Challenge – Copy out the records in full, word for word, without pictures.

Extracted entries –
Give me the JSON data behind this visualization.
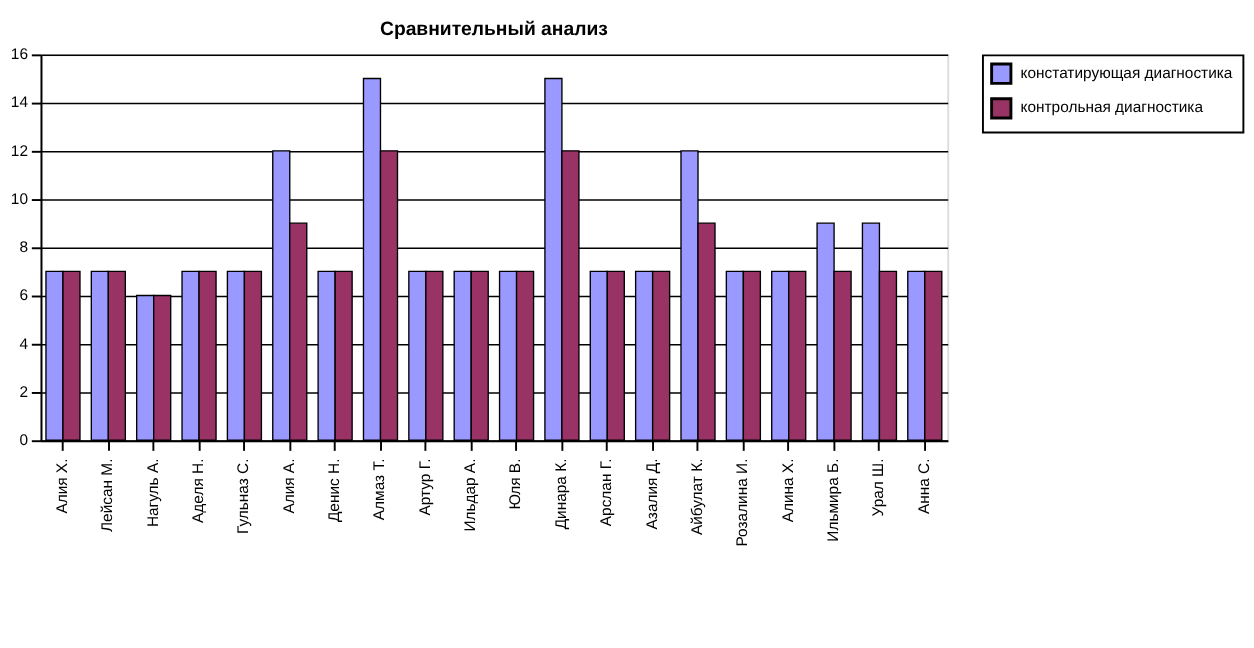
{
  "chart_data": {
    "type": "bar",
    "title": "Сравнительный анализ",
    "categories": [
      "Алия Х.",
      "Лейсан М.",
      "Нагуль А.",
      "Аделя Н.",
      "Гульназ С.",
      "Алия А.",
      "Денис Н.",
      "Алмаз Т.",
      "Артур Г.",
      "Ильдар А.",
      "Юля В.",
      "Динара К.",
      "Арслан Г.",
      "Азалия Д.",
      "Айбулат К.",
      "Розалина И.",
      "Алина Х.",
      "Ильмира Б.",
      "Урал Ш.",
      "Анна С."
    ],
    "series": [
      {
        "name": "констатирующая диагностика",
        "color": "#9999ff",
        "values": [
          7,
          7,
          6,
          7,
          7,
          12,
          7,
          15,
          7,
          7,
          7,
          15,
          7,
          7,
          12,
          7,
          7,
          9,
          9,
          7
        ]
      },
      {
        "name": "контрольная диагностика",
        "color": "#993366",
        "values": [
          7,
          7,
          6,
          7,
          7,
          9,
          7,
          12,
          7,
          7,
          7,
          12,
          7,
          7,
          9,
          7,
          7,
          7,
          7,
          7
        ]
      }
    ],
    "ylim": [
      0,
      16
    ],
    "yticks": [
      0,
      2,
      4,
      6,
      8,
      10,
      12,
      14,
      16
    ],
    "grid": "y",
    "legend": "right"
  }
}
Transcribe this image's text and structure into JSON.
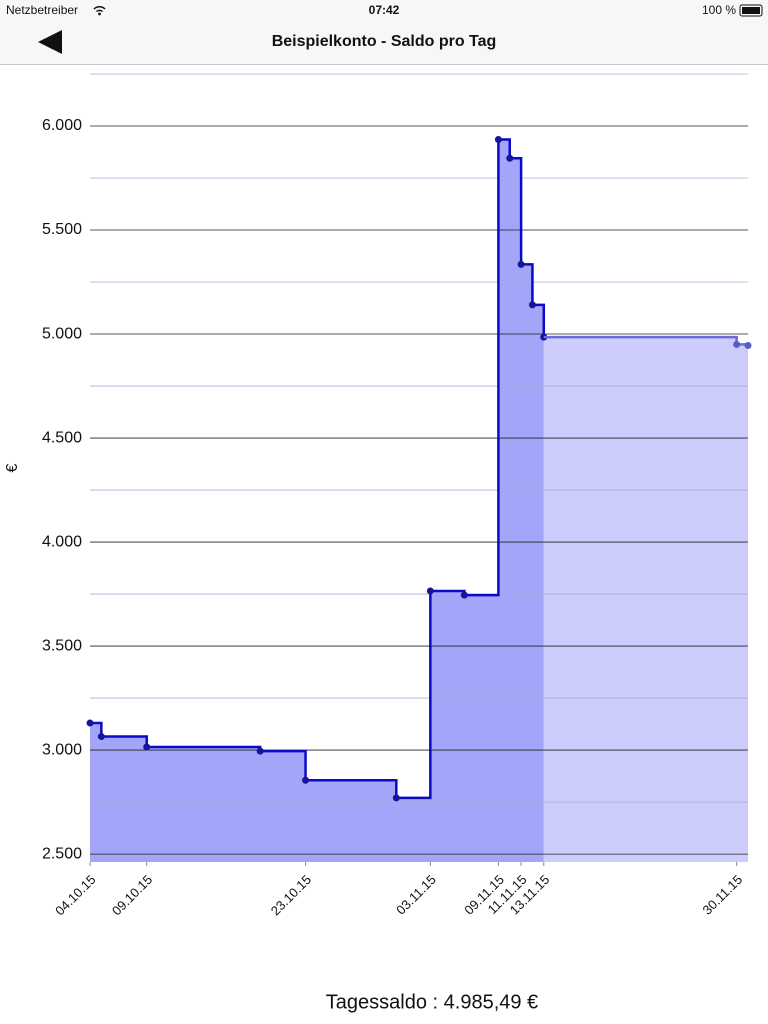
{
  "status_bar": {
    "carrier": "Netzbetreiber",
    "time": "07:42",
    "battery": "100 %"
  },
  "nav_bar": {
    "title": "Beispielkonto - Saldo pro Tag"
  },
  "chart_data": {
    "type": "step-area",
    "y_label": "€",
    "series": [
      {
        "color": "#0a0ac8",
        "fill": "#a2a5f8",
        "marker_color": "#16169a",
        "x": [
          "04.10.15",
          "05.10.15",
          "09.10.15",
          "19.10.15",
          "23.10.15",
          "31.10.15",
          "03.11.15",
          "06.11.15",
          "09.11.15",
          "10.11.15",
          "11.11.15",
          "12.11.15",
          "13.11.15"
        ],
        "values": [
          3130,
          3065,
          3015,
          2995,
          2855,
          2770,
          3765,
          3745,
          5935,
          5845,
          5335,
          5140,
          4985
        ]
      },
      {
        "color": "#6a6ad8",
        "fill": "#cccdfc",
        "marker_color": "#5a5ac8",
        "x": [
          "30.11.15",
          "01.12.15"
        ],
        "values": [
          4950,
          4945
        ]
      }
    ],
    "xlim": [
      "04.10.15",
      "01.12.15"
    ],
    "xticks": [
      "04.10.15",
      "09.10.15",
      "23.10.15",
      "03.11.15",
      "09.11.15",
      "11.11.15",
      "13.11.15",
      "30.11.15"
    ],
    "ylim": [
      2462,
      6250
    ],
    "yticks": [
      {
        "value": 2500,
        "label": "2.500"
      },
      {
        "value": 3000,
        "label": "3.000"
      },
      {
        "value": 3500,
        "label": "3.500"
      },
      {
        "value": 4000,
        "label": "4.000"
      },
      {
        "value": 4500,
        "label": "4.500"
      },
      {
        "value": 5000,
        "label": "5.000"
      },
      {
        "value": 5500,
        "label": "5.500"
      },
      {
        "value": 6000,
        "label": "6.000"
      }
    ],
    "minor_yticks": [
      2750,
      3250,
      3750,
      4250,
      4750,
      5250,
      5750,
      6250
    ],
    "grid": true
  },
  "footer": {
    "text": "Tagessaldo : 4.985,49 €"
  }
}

Completed task –
Give me the JSON data behind this visualization.
{
  "chart_data": {
    "type": "bar",
    "title": "Сравнительный анализ",
    "categories": [
      "Алия Х.",
      "Лейсан М.",
      "Нагуль А.",
      "Аделя Н.",
      "Гульназ С.",
      "Алия А.",
      "Денис Н.",
      "Алмаз Т.",
      "Артур Г.",
      "Ильдар А.",
      "Юля В.",
      "Динара К.",
      "Арслан Г.",
      "Азалия Д.",
      "Айбулат К.",
      "Розалина И.",
      "Алина Х.",
      "Ильмира Б.",
      "Урал Ш.",
      "Анна С."
    ],
    "series": [
      {
        "name": "констатирующая диагностика",
        "color": "#9999ff",
        "values": [
          7,
          7,
          6,
          7,
          7,
          12,
          7,
          15,
          7,
          7,
          7,
          15,
          7,
          7,
          12,
          7,
          7,
          9,
          9,
          7
        ]
      },
      {
        "name": "контрольная диагностика",
        "color": "#993366",
        "values": [
          7,
          7,
          6,
          7,
          7,
          9,
          7,
          12,
          7,
          7,
          7,
          12,
          7,
          7,
          9,
          7,
          7,
          7,
          7,
          7
        ]
      }
    ],
    "ylim": [
      0,
      16
    ],
    "yticks": [
      0,
      2,
      4,
      6,
      8,
      10,
      12,
      14,
      16
    ],
    "grid": "y",
    "legend": "right"
  }
}
Transcribe this image's text and structure into JSON.
{
  "status_bar": {
    "carrier": "Netzbetreiber",
    "time": "07:42",
    "battery": "100 %"
  },
  "nav_bar": {
    "title": "Beispielkonto - Saldo pro Tag"
  },
  "chart_data": {
    "type": "step-area",
    "y_label": "€",
    "series": [
      {
        "color": "#0a0ac8",
        "fill": "#a2a5f8",
        "marker_color": "#16169a",
        "x": [
          "04.10.15",
          "05.10.15",
          "09.10.15",
          "19.10.15",
          "23.10.15",
          "31.10.15",
          "03.11.15",
          "06.11.15",
          "09.11.15",
          "10.11.15",
          "11.11.15",
          "12.11.15",
          "13.11.15"
        ],
        "values": [
          3130,
          3065,
          3015,
          2995,
          2855,
          2770,
          3765,
          3745,
          5935,
          5845,
          5335,
          5140,
          4985
        ]
      },
      {
        "color": "#6a6ad8",
        "fill": "#cccdfc",
        "marker_color": "#5a5ac8",
        "x": [
          "30.11.15",
          "01.12.15"
        ],
        "values": [
          4950,
          4945
        ]
      }
    ],
    "xlim": [
      "04.10.15",
      "01.12.15"
    ],
    "xticks": [
      "04.10.15",
      "09.10.15",
      "23.10.15",
      "03.11.15",
      "09.11.15",
      "11.11.15",
      "13.11.15",
      "30.11.15"
    ],
    "ylim": [
      2462,
      6250
    ],
    "yticks": [
      {
        "value": 2500,
        "label": "2.500"
      },
      {
        "value": 3000,
        "label": "3.000"
      },
      {
        "value": 3500,
        "label": "3.500"
      },
      {
        "value": 4000,
        "label": "4.000"
      },
      {
        "value": 4500,
        "label": "4.500"
      },
      {
        "value": 5000,
        "label": "5.000"
      },
      {
        "value": 5500,
        "label": "5.500"
      },
      {
        "value": 6000,
        "label": "6.000"
      }
    ],
    "minor_yticks": [
      2750,
      3250,
      3750,
      4250,
      4750,
      5250,
      5750,
      6250
    ],
    "grid": true
  },
  "footer": {
    "text": "Tagessaldo : 4.985,49 €"
  }
}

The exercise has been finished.